(Dataset entries)
___
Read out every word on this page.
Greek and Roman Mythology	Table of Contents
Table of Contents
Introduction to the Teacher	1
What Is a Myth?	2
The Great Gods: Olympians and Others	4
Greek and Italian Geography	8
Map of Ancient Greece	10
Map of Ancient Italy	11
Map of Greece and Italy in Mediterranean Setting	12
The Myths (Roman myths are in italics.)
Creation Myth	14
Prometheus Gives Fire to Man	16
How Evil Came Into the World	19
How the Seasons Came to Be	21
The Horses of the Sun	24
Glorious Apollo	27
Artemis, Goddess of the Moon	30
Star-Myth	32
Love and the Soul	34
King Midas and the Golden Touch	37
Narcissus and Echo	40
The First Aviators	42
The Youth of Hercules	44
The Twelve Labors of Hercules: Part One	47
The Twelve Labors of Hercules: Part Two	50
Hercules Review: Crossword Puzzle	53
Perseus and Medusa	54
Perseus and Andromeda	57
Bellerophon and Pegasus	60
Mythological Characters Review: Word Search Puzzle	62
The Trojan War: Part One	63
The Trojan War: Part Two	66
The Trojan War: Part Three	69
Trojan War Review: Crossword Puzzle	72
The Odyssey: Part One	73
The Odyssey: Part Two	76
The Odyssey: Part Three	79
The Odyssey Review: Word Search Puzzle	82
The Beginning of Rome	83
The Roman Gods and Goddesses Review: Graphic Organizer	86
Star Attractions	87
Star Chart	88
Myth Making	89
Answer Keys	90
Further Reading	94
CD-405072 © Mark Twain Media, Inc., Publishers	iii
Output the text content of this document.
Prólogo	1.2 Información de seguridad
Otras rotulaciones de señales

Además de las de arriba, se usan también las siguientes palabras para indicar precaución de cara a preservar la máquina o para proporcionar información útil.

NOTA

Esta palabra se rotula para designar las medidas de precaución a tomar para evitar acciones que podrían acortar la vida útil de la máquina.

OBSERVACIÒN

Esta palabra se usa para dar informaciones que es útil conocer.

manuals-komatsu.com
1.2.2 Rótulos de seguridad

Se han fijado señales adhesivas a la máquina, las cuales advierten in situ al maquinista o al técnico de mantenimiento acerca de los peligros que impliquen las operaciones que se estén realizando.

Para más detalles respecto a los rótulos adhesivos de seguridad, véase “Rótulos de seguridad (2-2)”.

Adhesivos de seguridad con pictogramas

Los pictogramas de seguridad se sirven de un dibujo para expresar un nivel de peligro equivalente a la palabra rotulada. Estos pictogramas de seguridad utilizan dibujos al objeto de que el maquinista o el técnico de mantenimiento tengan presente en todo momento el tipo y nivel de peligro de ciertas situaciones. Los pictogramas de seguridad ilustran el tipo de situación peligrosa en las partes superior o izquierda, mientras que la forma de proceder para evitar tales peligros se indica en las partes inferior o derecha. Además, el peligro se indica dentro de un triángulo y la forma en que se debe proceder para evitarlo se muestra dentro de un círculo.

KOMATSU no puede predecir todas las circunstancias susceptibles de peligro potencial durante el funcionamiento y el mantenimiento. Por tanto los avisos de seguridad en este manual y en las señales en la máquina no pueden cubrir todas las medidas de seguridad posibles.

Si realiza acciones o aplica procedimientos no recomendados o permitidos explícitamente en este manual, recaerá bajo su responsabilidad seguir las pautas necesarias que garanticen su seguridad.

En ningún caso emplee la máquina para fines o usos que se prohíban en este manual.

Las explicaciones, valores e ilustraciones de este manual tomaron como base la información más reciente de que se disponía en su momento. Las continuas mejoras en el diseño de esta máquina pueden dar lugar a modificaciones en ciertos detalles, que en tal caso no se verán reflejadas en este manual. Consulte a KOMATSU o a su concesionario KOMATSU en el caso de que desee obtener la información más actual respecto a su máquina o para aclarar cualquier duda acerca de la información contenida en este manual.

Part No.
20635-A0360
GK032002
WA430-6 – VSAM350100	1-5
___
:: Stated task ::
Wherever the string "Gods" appears in the entries above, list that line.

:: Written response ::
The Great Gods: Olympians and Others	4
The Roman Gods and Goddesses Review: Graphic Organizer	86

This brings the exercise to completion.